Task goal
Omit the pictures, please, and give each record below again exactly.

Supplied material

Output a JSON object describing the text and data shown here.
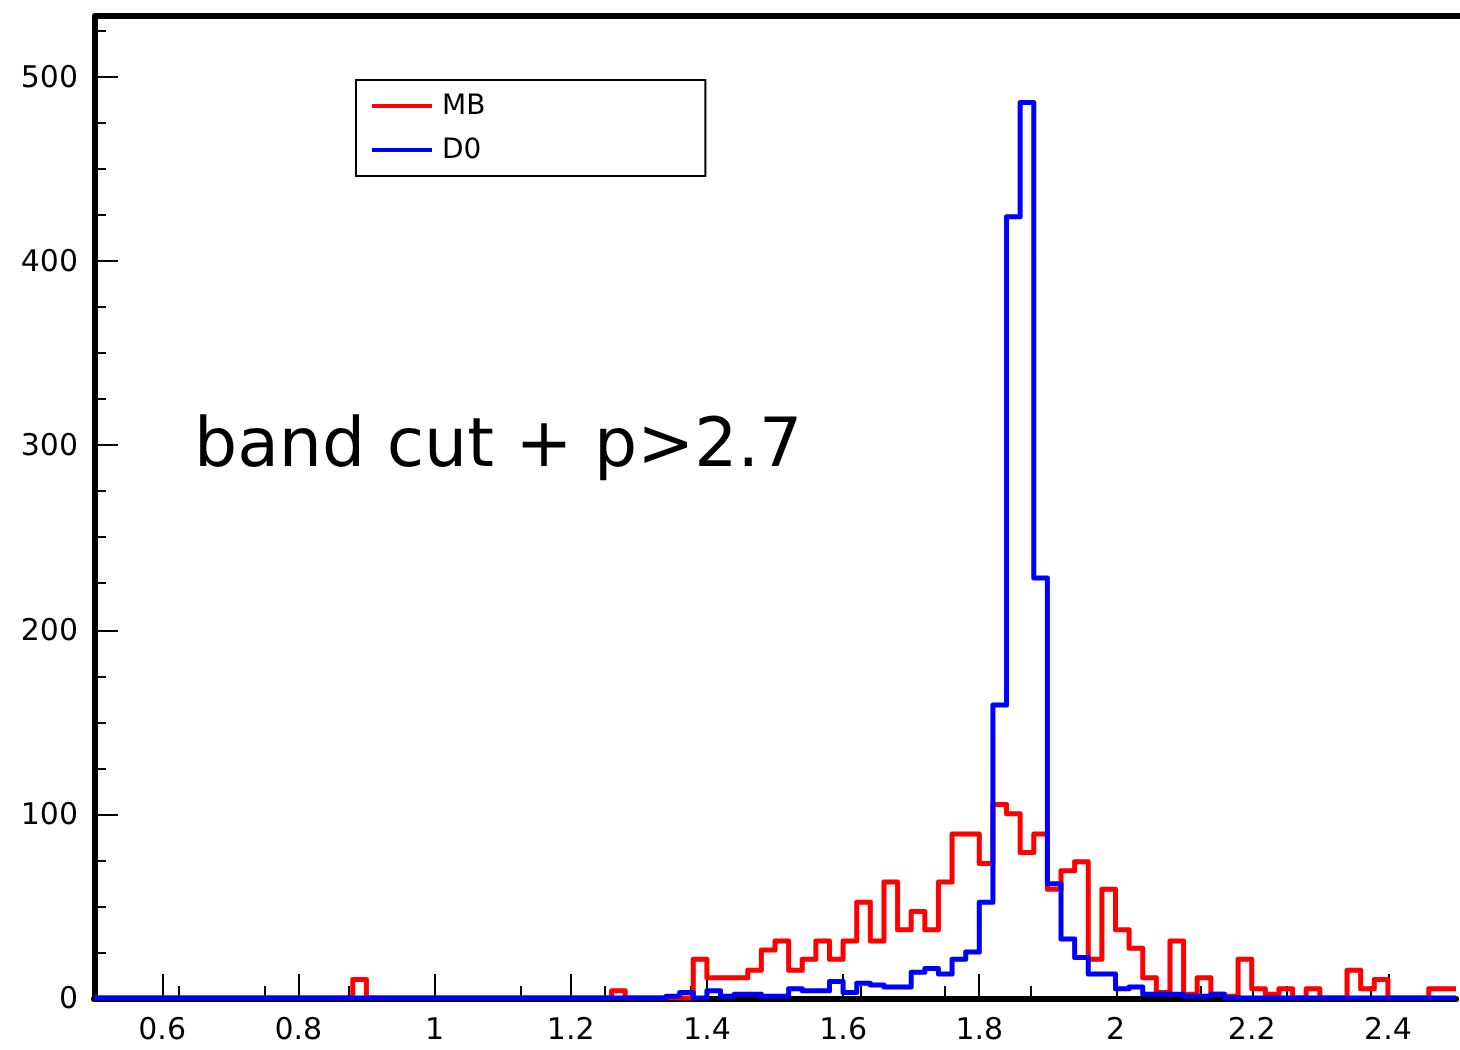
{
  "chart_data": {
    "type": "histogram",
    "bins": [
      0.5,
      0.52,
      0.54,
      0.56,
      0.58,
      0.6,
      0.62,
      0.64,
      0.66,
      0.68,
      0.7,
      0.72,
      0.74,
      0.76,
      0.78,
      0.8,
      0.82,
      0.84,
      0.86,
      0.88,
      0.9,
      0.92,
      0.94,
      0.96,
      0.98,
      1,
      1.02,
      1.04,
      1.06,
      1.08,
      1.1,
      1.12,
      1.14,
      1.16,
      1.18,
      1.2,
      1.22,
      1.24,
      1.26,
      1.28,
      1.3,
      1.32,
      1.34,
      1.36,
      1.38,
      1.4,
      1.42,
      1.44,
      1.46,
      1.48,
      1.5,
      1.52,
      1.54,
      1.56,
      1.58,
      1.6,
      1.62,
      1.64,
      1.66,
      1.68,
      1.7,
      1.72,
      1.74,
      1.76,
      1.78,
      1.8,
      1.82,
      1.84,
      1.86,
      1.88,
      1.9,
      1.92,
      1.94,
      1.96,
      1.98,
      2,
      2.02,
      2.04,
      2.06,
      2.08,
      2.1,
      2.12,
      2.14,
      2.16,
      2.18,
      2.2,
      2.22,
      2.24,
      2.26,
      2.28,
      2.3,
      2.32,
      2.34,
      2.36,
      2.38,
      2.4,
      2.42,
      2.44,
      2.46,
      2.48,
      2.5
    ],
    "series": [
      {
        "name": "MB",
        "color": "#ff0000",
        "values": [
          0,
          0,
          0,
          0,
          0,
          0,
          0,
          0,
          0,
          0,
          0,
          0,
          0,
          0,
          0,
          0,
          0,
          0,
          0,
          10,
          0,
          0,
          0,
          0,
          0,
          0,
          0,
          0,
          0,
          0,
          0,
          0,
          0,
          0,
          0,
          0,
          0,
          0,
          4,
          0,
          0,
          0,
          0,
          0,
          21,
          11,
          11,
          11,
          15,
          26,
          31,
          15,
          21,
          31,
          21,
          31,
          52,
          31,
          63,
          37,
          47,
          37,
          63,
          89,
          89,
          73,
          105,
          100,
          79,
          89,
          59,
          69,
          74,
          21,
          59,
          37,
          27,
          11,
          3,
          31,
          2,
          11,
          2,
          1,
          21,
          5,
          2,
          5,
          0,
          5,
          0,
          0,
          15,
          5,
          10,
          0,
          0,
          0,
          5,
          5
        ]
      },
      {
        "name": "D0",
        "color": "#0000ff",
        "values": [
          0,
          0,
          0,
          0,
          0,
          0,
          0,
          0,
          0,
          0,
          0,
          0,
          0,
          0,
          0,
          0,
          0,
          0,
          0,
          0,
          0,
          0,
          0,
          0,
          0,
          0,
          0,
          0,
          0,
          0,
          0,
          0,
          0,
          0,
          0,
          0,
          0,
          0,
          0,
          0,
          0,
          0,
          1,
          3,
          0,
          4,
          1,
          2,
          2,
          1,
          1,
          5,
          4,
          4,
          9,
          3,
          8,
          7,
          6,
          6,
          14,
          16,
          13,
          21,
          25,
          52,
          159,
          424,
          486,
          228,
          62,
          32,
          22,
          13,
          13,
          5,
          6,
          2,
          2,
          2,
          1,
          1,
          2,
          0,
          0,
          0,
          0,
          0,
          0,
          0,
          0,
          0,
          0,
          0,
          0,
          0,
          0,
          0,
          0,
          0
        ]
      }
    ],
    "xlim": [
      0.5,
      2.5
    ],
    "xticks": [
      0.6,
      0.8,
      1,
      1.2,
      1.4,
      1.6,
      1.8,
      2,
      2.2,
      2.4
    ],
    "ylim": [
      0,
      533
    ],
    "yticks": [
      0,
      100,
      200,
      300,
      400,
      500
    ],
    "legend": "top left",
    "grid": false,
    "annotations": [
      "band cut + p>2.7"
    ]
  }
}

Written response
Output a JSON object describing the text and data shown here.
{
  "chart_data": {
    "type": "histogram",
    "bins": [
      0.5,
      0.52,
      0.54,
      0.56,
      0.58,
      0.6,
      0.62,
      0.64,
      0.66,
      0.68,
      0.7,
      0.72,
      0.74,
      0.76,
      0.78,
      0.8,
      0.82,
      0.84,
      0.86,
      0.88,
      0.9,
      0.92,
      0.94,
      0.96,
      0.98,
      1,
      1.02,
      1.04,
      1.06,
      1.08,
      1.1,
      1.12,
      1.14,
      1.16,
      1.18,
      1.2,
      1.22,
      1.24,
      1.26,
      1.28,
      1.3,
      1.32,
      1.34,
      1.36,
      1.38,
      1.4,
      1.42,
      1.44,
      1.46,
      1.48,
      1.5,
      1.52,
      1.54,
      1.56,
      1.58,
      1.6,
      1.62,
      1.64,
      1.66,
      1.68,
      1.7,
      1.72,
      1.74,
      1.76,
      1.78,
      1.8,
      1.82,
      1.84,
      1.86,
      1.88,
      1.9,
      1.92,
      1.94,
      1.96,
      1.98,
      2,
      2.02,
      2.04,
      2.06,
      2.08,
      2.1,
      2.12,
      2.14,
      2.16,
      2.18,
      2.2,
      2.22,
      2.24,
      2.26,
      2.28,
      2.3,
      2.32,
      2.34,
      2.36,
      2.38,
      2.4,
      2.42,
      2.44,
      2.46,
      2.48,
      2.5
    ],
    "series": [
      {
        "name": "MB",
        "color": "#ff0000",
        "values": [
          0,
          0,
          0,
          0,
          0,
          0,
          0,
          0,
          0,
          0,
          0,
          0,
          0,
          0,
          0,
          0,
          0,
          0,
          0,
          10,
          0,
          0,
          0,
          0,
          0,
          0,
          0,
          0,
          0,
          0,
          0,
          0,
          0,
          0,
          0,
          0,
          0,
          0,
          4,
          0,
          0,
          0,
          0,
          0,
          21,
          11,
          11,
          11,
          15,
          26,
          31,
          15,
          21,
          31,
          21,
          31,
          52,
          31,
          63,
          37,
          47,
          37,
          63,
          89,
          89,
          73,
          105,
          100,
          79,
          89,
          59,
          69,
          74,
          21,
          59,
          37,
          27,
          11,
          3,
          31,
          2,
          11,
          2,
          1,
          21,
          5,
          2,
          5,
          0,
          5,
          0,
          0,
          15,
          5,
          10,
          0,
          0,
          0,
          5,
          5
        ]
      },
      {
        "name": "D0",
        "color": "#0000ff",
        "values": [
          0,
          0,
          0,
          0,
          0,
          0,
          0,
          0,
          0,
          0,
          0,
          0,
          0,
          0,
          0,
          0,
          0,
          0,
          0,
          0,
          0,
          0,
          0,
          0,
          0,
          0,
          0,
          0,
          0,
          0,
          0,
          0,
          0,
          0,
          0,
          0,
          0,
          0,
          0,
          0,
          0,
          0,
          1,
          3,
          0,
          4,
          1,
          2,
          2,
          1,
          1,
          5,
          4,
          4,
          9,
          3,
          8,
          7,
          6,
          6,
          14,
          16,
          13,
          21,
          25,
          52,
          159,
          424,
          486,
          228,
          62,
          32,
          22,
          13,
          13,
          5,
          6,
          2,
          2,
          2,
          1,
          1,
          2,
          0,
          0,
          0,
          0,
          0,
          0,
          0,
          0,
          0,
          0,
          0,
          0,
          0,
          0,
          0,
          0,
          0
        ]
      }
    ],
    "xlim": [
      0.5,
      2.5
    ],
    "xticks": [
      0.6,
      0.8,
      1,
      1.2,
      1.4,
      1.6,
      1.8,
      2,
      2.2,
      2.4
    ],
    "ylim": [
      0,
      533
    ],
    "yticks": [
      0,
      100,
      200,
      300,
      400,
      500
    ],
    "legend": "top left",
    "grid": false,
    "annotations": [
      "band cut + p>2.7"
    ]
  }
}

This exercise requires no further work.